## Problem statement
Locate the word "nehmen" in the entries below, then gather every line that holds it.
....................
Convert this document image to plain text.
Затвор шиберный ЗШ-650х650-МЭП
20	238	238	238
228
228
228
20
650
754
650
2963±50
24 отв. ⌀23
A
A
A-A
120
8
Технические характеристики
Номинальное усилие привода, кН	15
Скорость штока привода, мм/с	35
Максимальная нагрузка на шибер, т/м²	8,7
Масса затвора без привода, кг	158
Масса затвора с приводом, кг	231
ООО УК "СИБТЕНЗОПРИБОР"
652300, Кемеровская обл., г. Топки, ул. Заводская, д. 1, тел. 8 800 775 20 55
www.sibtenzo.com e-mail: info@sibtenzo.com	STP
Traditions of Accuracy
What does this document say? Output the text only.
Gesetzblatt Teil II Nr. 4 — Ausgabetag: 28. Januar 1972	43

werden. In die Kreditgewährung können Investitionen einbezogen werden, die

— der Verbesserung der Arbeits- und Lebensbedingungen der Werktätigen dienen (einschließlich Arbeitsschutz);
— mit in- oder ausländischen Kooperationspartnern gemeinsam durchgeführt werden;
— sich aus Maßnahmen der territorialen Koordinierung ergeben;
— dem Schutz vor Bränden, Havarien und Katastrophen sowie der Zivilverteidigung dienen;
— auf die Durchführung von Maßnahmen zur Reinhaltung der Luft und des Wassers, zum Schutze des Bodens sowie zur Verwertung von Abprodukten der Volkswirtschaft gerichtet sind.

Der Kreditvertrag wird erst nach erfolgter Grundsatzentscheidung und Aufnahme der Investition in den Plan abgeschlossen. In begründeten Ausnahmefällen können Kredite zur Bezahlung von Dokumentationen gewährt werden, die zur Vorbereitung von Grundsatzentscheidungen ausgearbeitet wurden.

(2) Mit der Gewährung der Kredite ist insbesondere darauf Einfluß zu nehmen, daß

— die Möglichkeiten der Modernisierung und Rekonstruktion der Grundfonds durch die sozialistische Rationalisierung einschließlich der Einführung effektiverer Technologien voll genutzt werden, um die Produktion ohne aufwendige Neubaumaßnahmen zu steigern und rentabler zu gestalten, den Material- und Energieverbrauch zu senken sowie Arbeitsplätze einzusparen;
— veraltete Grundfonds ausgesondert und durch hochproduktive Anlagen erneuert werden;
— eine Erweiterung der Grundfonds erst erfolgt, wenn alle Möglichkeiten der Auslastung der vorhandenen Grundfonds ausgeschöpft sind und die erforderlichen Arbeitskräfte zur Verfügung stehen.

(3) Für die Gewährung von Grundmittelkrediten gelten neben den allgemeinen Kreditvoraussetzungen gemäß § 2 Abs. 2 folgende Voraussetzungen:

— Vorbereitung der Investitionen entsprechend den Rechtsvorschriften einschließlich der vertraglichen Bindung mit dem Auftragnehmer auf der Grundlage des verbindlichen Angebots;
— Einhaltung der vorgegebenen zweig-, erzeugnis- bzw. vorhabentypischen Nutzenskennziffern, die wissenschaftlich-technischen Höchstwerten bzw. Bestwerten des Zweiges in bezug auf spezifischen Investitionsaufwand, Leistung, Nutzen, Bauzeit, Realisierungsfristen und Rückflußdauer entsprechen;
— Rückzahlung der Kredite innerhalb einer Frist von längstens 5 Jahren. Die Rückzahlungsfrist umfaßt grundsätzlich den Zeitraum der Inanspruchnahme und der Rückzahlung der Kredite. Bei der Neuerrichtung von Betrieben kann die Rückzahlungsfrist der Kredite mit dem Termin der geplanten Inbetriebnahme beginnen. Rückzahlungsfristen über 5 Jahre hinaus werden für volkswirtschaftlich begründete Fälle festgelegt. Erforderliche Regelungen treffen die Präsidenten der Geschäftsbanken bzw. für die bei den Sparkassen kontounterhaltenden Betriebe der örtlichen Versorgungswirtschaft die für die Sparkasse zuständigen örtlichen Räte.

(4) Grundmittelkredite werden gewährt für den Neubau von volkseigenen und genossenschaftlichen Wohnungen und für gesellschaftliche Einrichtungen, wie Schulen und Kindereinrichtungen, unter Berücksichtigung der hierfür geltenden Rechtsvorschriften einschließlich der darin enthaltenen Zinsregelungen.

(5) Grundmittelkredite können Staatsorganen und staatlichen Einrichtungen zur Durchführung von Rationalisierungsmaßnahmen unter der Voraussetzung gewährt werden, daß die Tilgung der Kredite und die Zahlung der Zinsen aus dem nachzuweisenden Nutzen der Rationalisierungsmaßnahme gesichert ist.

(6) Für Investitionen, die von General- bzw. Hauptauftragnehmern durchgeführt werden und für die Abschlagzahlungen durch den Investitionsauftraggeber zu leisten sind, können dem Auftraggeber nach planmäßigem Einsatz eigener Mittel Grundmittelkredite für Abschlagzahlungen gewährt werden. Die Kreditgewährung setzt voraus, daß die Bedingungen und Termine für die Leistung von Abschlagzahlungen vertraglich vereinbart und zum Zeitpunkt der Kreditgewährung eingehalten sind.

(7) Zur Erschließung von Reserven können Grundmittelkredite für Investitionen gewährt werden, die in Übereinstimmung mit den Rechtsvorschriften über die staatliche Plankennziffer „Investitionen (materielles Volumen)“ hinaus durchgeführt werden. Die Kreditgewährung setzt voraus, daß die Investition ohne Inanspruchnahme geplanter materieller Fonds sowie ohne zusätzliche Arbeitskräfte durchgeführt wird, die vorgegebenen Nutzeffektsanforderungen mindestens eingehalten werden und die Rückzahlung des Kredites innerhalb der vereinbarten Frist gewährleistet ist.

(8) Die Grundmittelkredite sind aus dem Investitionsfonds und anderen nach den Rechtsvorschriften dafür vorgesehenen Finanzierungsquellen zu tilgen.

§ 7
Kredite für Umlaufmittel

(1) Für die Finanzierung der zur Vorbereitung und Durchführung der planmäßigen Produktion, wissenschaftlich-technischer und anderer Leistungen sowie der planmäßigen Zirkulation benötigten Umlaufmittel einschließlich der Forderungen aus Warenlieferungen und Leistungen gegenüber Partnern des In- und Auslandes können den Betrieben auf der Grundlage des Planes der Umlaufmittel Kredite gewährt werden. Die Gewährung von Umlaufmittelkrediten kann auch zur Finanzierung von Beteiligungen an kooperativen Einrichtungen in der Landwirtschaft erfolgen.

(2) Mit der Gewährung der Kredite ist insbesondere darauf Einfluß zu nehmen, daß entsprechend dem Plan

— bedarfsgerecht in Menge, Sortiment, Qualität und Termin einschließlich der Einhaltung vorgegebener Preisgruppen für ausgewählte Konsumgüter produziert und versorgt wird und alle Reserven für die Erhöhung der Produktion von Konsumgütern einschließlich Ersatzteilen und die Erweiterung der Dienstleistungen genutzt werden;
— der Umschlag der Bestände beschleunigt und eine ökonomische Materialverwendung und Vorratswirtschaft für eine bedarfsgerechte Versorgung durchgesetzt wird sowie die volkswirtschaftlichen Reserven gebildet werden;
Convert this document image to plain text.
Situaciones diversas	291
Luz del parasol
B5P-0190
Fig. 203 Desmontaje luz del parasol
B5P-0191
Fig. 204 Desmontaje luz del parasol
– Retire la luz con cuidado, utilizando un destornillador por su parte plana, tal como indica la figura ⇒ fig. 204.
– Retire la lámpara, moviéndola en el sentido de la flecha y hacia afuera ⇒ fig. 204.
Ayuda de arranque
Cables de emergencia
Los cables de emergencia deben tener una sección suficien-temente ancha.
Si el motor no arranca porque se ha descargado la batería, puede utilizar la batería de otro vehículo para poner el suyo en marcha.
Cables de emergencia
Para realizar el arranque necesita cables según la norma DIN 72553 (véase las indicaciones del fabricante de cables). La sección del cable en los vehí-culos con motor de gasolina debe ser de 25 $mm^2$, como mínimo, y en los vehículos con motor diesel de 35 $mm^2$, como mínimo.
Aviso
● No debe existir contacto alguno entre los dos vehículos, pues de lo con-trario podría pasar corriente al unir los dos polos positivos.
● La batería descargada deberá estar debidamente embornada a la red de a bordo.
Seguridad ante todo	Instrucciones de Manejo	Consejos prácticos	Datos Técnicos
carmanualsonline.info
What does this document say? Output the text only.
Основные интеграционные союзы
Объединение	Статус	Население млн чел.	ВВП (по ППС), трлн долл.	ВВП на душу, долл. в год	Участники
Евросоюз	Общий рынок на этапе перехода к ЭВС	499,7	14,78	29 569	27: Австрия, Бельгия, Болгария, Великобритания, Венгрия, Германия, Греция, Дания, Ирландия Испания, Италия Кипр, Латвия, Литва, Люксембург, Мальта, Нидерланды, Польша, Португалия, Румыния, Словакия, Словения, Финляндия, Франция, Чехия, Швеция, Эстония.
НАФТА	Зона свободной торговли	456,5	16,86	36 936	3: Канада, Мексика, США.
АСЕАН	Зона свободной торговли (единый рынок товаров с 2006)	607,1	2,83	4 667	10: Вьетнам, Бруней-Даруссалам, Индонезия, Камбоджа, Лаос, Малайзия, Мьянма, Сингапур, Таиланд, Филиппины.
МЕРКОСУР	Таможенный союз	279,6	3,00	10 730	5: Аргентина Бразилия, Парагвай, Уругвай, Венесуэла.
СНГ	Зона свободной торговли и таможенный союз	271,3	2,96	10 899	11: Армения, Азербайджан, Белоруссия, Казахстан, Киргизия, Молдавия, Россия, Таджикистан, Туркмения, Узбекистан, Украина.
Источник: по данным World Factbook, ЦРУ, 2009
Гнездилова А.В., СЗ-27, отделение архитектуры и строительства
....................
## Solution to this problem
(2) Mit der Gewährung der Kredite ist insbesondere darauf Einfluß zu nehmen, daß
(2) Mit der Gewährung der Kredite ist insbesondere darauf Einfluß zu nehmen, daß entsprechend dem Plan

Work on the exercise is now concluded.